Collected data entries
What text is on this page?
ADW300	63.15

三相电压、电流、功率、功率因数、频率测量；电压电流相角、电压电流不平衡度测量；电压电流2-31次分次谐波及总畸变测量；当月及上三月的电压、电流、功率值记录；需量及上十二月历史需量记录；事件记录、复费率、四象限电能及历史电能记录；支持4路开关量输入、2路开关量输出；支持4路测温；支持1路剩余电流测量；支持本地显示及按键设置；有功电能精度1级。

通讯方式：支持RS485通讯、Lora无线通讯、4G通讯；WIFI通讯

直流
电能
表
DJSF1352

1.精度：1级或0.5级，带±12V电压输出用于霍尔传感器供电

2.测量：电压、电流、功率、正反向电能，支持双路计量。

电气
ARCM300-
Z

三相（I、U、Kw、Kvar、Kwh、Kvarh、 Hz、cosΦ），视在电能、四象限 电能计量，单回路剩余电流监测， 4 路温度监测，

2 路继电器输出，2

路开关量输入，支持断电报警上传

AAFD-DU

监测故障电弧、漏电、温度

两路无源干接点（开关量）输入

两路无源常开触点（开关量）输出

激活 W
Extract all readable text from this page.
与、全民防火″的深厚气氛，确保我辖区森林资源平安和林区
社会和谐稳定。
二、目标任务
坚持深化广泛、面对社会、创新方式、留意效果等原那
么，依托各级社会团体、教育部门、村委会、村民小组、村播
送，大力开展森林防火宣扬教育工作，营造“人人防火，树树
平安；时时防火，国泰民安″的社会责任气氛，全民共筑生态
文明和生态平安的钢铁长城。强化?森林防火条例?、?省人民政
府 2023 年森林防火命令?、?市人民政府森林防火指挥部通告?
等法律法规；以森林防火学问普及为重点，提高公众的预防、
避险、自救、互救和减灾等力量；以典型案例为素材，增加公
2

* [Short problem] Return all of the data precisely as it appears.

* [Expected answer]
What text is on this page?
ADW300	63.15

三相电压、电流、功率、功率因数、频率测量；电压电流相角、电压电流不平衡度测量；电压电流2-31次分次谐波及总畸变测量；当月及上三月的电压、电流、功率值记录；需量及上十二月历史需量记录；事件记录、复费率、四象限电能及历史电能记录；支持4路开关量输入、2路开关量输出；支持4路测温；支持1路剩余电流测量；支持本地显示及按键设置；有功电能精度1级。

通讯方式：支持RS485通讯、Lora无线通讯、4G通讯；WIFI通讯

直流
电能
表
DJSF1352

1.精度：1级或0.5级，带±12V电压输出用于霍尔传感器供电

2.测量：电压、电流、功率、正反向电能，支持双路计量。

电气
ARCM300-
Z

三相（I、U、Kw、Kvar、Kwh、Kvarh、 Hz、cosΦ），视在电能、四象限 电能计量，单回路剩余电流监测， 4 路温度监测，

2 路继电器输出，2

路开关量输入，支持断电报警上传

AAFD-DU

监测故障电弧、漏电、温度

两路无源干接点（开关量）输入

两路无源常开触点（开关量）输出

激活 W
Extract all readable text from this page.
与、全民防火″的深厚气氛，确保我辖区森林资源平安和林区
社会和谐稳定。
二、目标任务
坚持深化广泛、面对社会、创新方式、留意效果等原那
么，依托各级社会团体、教育部门、村委会、村民小组、村播
送，大力开展森林防火宣扬教育工作，营造“人人防火，树树
平安；时时防火，国泰民安″的社会责任气氛，全民共筑生态
文明和生态平安的钢铁长城。强化?森林防火条例?、?省人民政
府 2023 年森林防火命令?、?市人民政府森林防火指挥部通告?
等法律法规；以森林防火学问普及为重点，提高公众的预防、
避险、自救、互救和减灾等力量；以典型案例为素材，增加公
2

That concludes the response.